_Aim_
Copy all lines in which the word "changes" can be found.

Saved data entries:

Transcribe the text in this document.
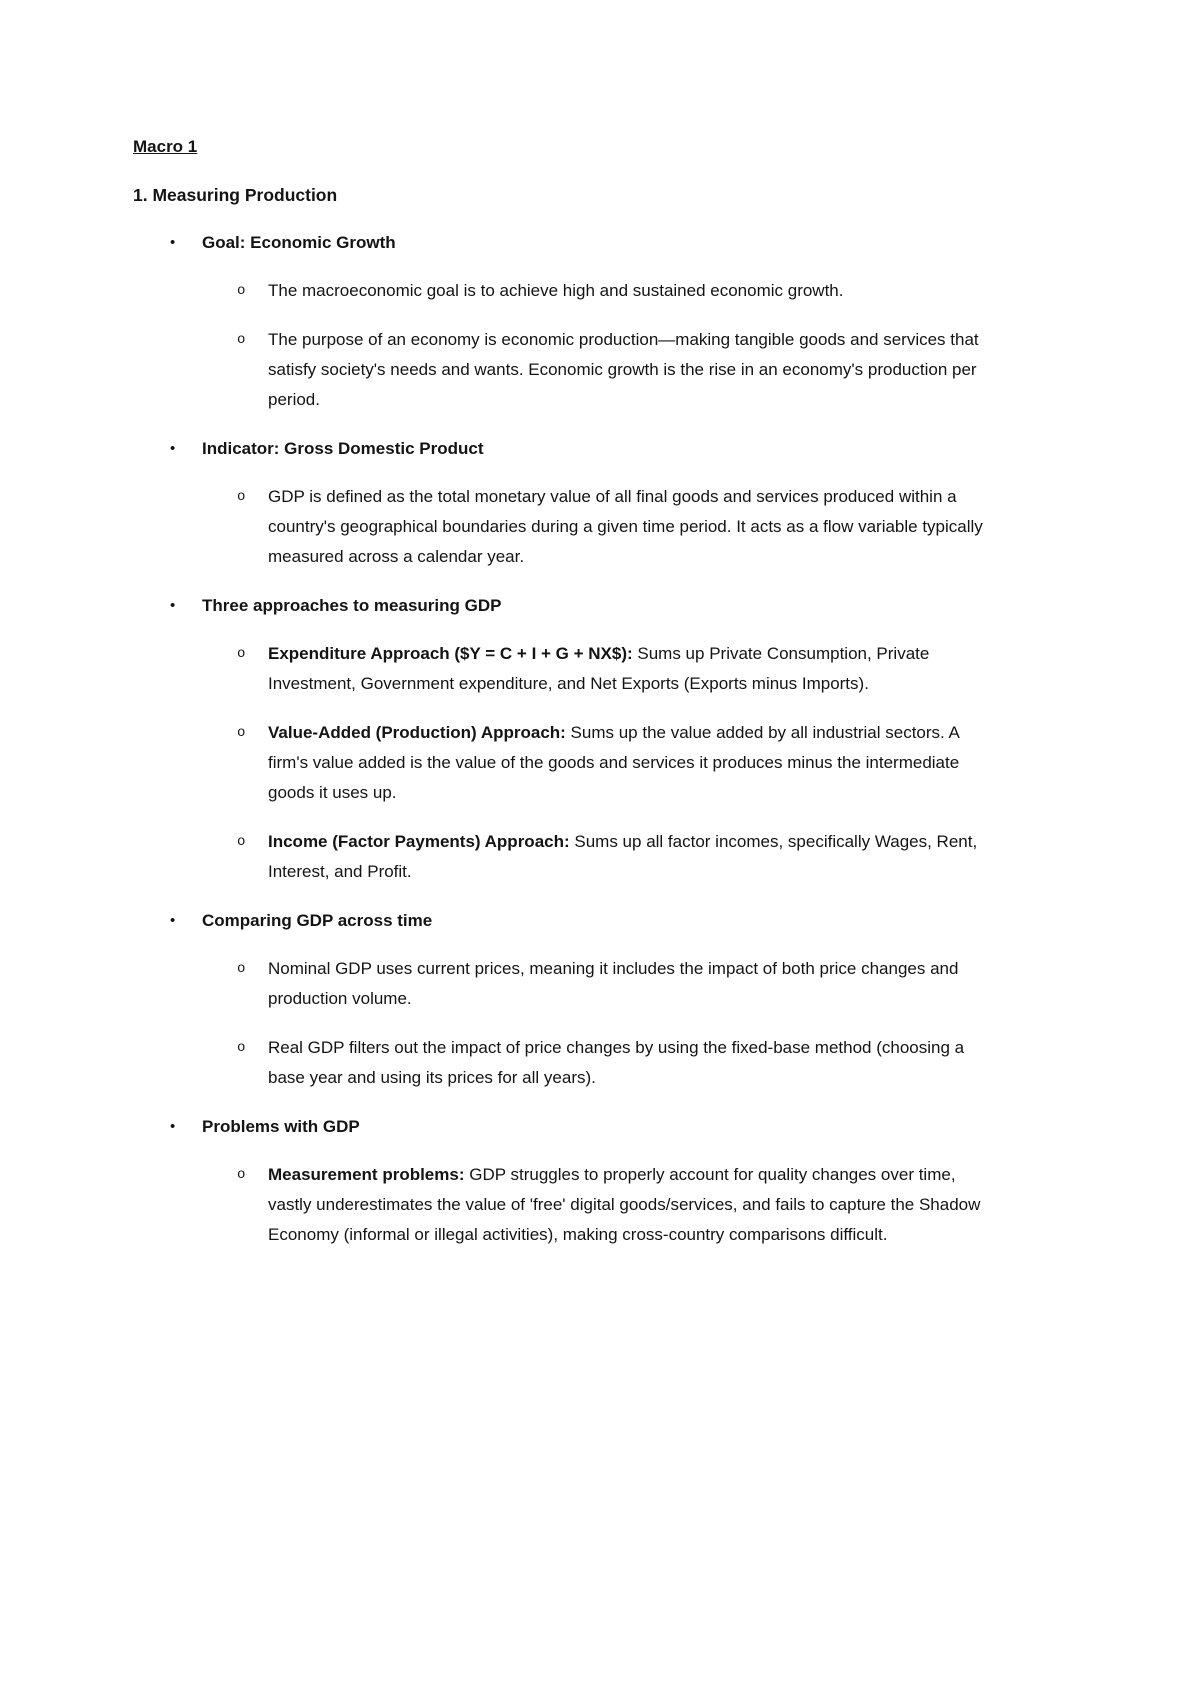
Macro 1

1. Measuring Production

•	Goal: Economic Growth
o	The macroeconomic goal is to achieve high and sustained economic growth.
o	The purpose of an economy is economic production—making tangible goods and services that satisfy society's needs and wants. Economic growth is the rise in an economy's production per period.
•	Indicator: Gross Domestic Product
o	GDP is defined as the total monetary value of all final goods and services produced within a country's geographical boundaries during a given time period. It acts as a flow variable typically measured across a calendar year.
•	Three approaches to measuring GDP
o	Expenditure Approach ($Y = C + I + G + NX$): Sums up Private Consumption, Private Investment, Government expenditure, and Net Exports (Exports minus Imports).
o	Value-Added (Production) Approach: Sums up the value added by all industrial sectors. A firm's value added is the value of the goods and services it produces minus the intermediate goods it uses up.
o	Income (Factor Payments) Approach: Sums up all factor incomes, specifically Wages, Rent, Interest, and Profit.
•	Comparing GDP across time
o	Nominal GDP uses current prices, meaning it includes the impact of both price changes and production volume.
o	Real GDP filters out the impact of price changes by using the fixed-base method (choosing a base year and using its prices for all years).
•	Problems with GDP
o	Measurement problems: GDP struggles to properly account for quality changes over time, vastly underestimates the value of 'free' digital goods/services, and fails to capture the Shadow Economy (informal or illegal activities), making cross-country comparisons difficult.
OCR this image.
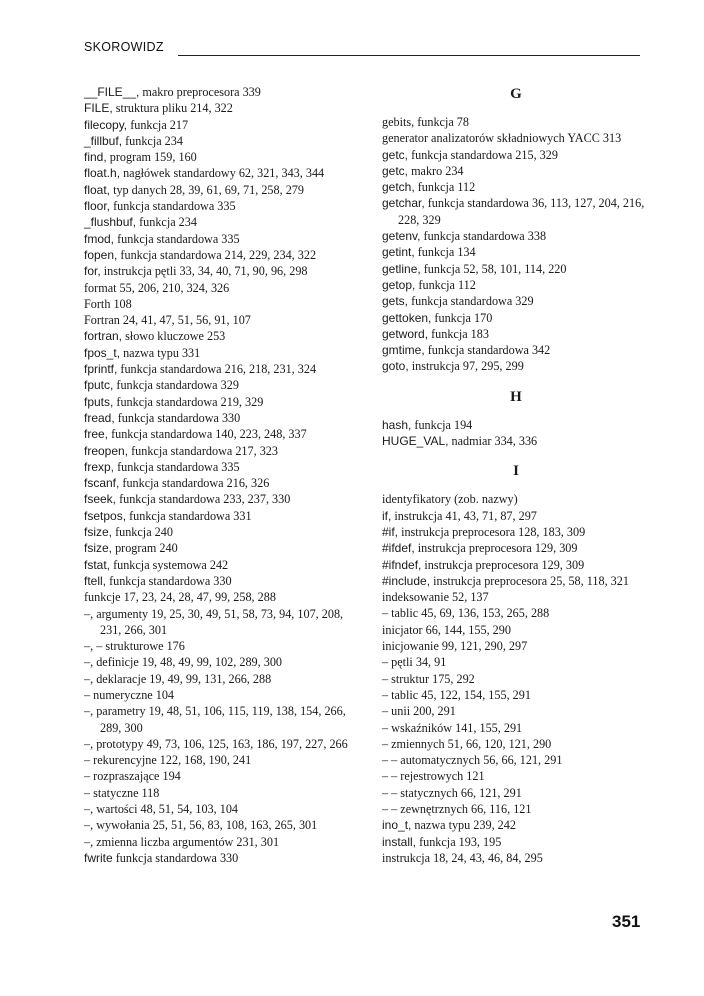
SKOROWIDZ
__FILE__, makro preprocesora 339
FILE, struktura pliku 214, 322
filecopy, funkcja 217
_fillbuf, funkcja 234
find, program 159, 160
float.h, nagłówek standardowy 62, 321, 343, 344
float, typ danych 28, 39, 61, 69, 71, 258, 279
floor, funkcja standardowa 335
_flushbuf, funkcja 234
fmod, funkcja standardowa 335
fopen, funkcja standardowa 214, 229, 234, 322
for, instrukcja pętli 33, 34, 40, 71, 90, 96, 298
format 55, 206, 210, 324, 326
Forth 108
Fortran 24, 41, 47, 51, 56, 91, 107
fortran, słowo kluczowe 253
fpos_t, nazwa typu 331
fprintf, funkcja standardowa 216, 218, 231, 324
fputc, funkcja standardowa 329
fputs, funkcja standardowa 219, 329
fread, funkcja standardowa 330
free, funkcja standardowa 140, 223, 248, 337
freopen, funkcja standardowa 217, 323
frexp, funkcja standardowa 335
fscanf, funkcja standardowa 216, 326
fseek, funkcja standardowa 233, 237, 330
fsetpos, funkcja standardowa 331
fsize, funkcja 240
fsize, program 240
fstat, funkcja systemowa 242
ftell, funkcja standardowa 330
funkcje 17, 23, 24, 28, 47, 99, 258, 288
–, argumenty 19, 25, 30, 49, 51, 58, 73, 94, 107, 208, 231, 266, 301
–, – strukturowe 176
–, definicje 19, 48, 49, 99, 102, 289, 300
–, deklaracje 19, 49, 99, 131, 266, 288
– numeryczne 104
–, parametry 19, 48, 51, 106, 115, 119, 138, 154, 266, 289, 300
–, prototypy 49, 73, 106, 125, 163, 186, 197, 227, 266
– rekurencyjne 122, 168, 190, 241
– rozpraszające 194
– statyczne 118
–, wartości 48, 51, 54, 103, 104
–, wywołania 25, 51, 56, 83, 108, 163, 265, 301
–, zmienna liczba argumentów 231, 301
fwrite funkcja standardowa 330
G
gebits, funkcja 78
generator analizatorów składniowych YACC 313
getc, funkcja standardowa 215, 329
getc, makro 234
getch, funkcja 112
getchar, funkcja standardowa 36, 113, 127, 204, 216, 228, 329
getenv, funkcja standardowa 338
getint, funkcja 134
getline, funkcja 52, 58, 101, 114, 220
getop, funkcja 112
gets, funkcja standardowa 329
gettoken, funkcja 170
getword, funkcja 183
gmtime, funkcja standardowa 342
goto, instrukcja 97, 295, 299
H
hash, funkcja 194
HUGE_VAL, nadmiar 334, 336
I
identyfikatory (zob. nazwy)
if, instrukcja 41, 43, 71, 87, 297
#if, instrukcja preprocesora 128, 183, 309
#ifdef, instrukcja preprocesora 129, 309
#ifndef, instrukcja preprocesora 129, 309
#include, instrukcja preprocesora 25, 58, 118, 321
indeksowanie 52, 137
– tablic 45, 69, 136, 153, 265, 288
inicjator 66, 144, 155, 290
inicjowanie 99, 121, 290, 297
– pętli 34, 91
– struktur 175, 292
– tablic 45, 122, 154, 155, 291
– unii 200, 291
– wskaźników 141, 155, 291
– zmiennych 51, 66, 120, 121, 290
– – automatycznych 56, 66, 121, 291
– – rejestrowych 121
– – statycznych 66, 121, 291
– – zewnętrznych 66, 116, 121
ino_t, nazwa typu 239, 242
install, funkcja 193, 195
instrukcja 18, 24, 43, 46, 84, 295
351
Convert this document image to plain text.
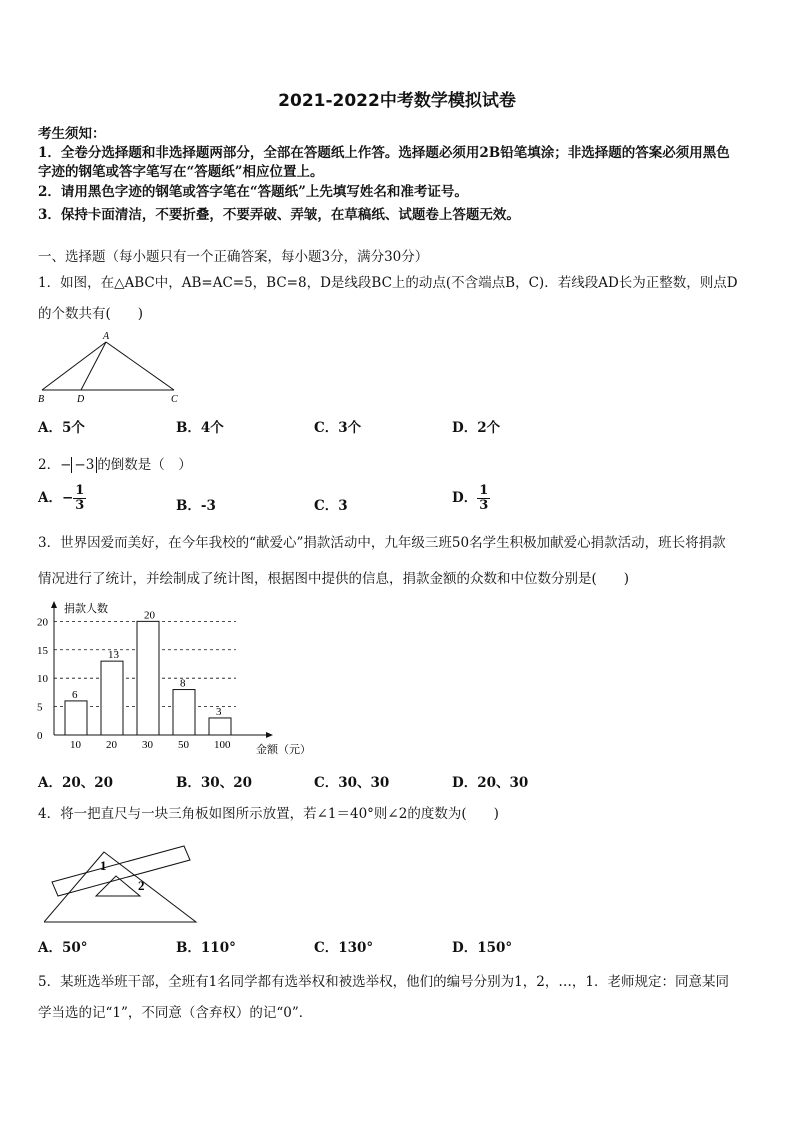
2021-2022中考数学模拟试卷
考生须知：
1．全卷分选择题和非选择题两部分，全部在答题纸上作答。选择题必须用2B铅笔填涂；非选择题的答案必须用黑色
字迹的钢笔或答字笔写在“答题纸”相应位置上。
2．请用黑色字迹的钢笔或答字笔在“答题纸”上先填写姓名和准考证号。
3．保持卡面清洁，不要折叠，不要弄破、弄皱，在草稿纸、试题卷上答题无效。
一、选择题（每小题只有一个正确答案，每小题3分，满分30分）
1．如图，在△ABC中，AB=AC=5，BC=8，D是线段BC上的动点(不含端点B，C)．若线段AD长为正整数，则点D
的个数共有(　　)
A
B	D	C
A．5个	B．4个	C．3个	D．2个
2．− −3 的倒数是（　）
A．− $\frac{1}{3}$	B．-3	C．3	D． $\frac{1}{3}$
3．世界因爱而美好，在今年我校的“献爱心”捐款活动中，九年级三班50名学生积极加献爱心捐款活动，班长将捐款
情况进行了统计，并绘制成了统计图，根据图中提供的信息，捐款金额的众数和中位数分别是(　　)
捐款人数
金额（元）
0
5
10
15
20
6
10
13
20
20
30
8
50
3
100
A．20、20	B．30、20	C．30、30	D．20、30
4．将一把直尺与一块三角板如图所示放置，若∠1＝40°则∠2的度数为(　　)
1
2
A．50°	B．110°	C．130°	D．150°
5．某班选举班干部，全班有1名同学都有选举权和被选举权，他们的编号分别为1，2，…，1．老师规定：同意某同
学当选的记“1”，不同意（含弃权）的记“0”．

_Solved exercise_
o	Nominal GDP uses current prices, meaning it includes the impact of both price changes and production volume.
o	Real GDP filters out the impact of price changes by using the fixed-base method (choosing a base year and using its prices for all years).
o	Measurement problems: GDP struggles to properly account for quality changes over time, vastly underestimates the value of 'free' digital goods/services, and fails to capture the Shadow Economy (informal or illegal activities), making cross-country comparisons difficult.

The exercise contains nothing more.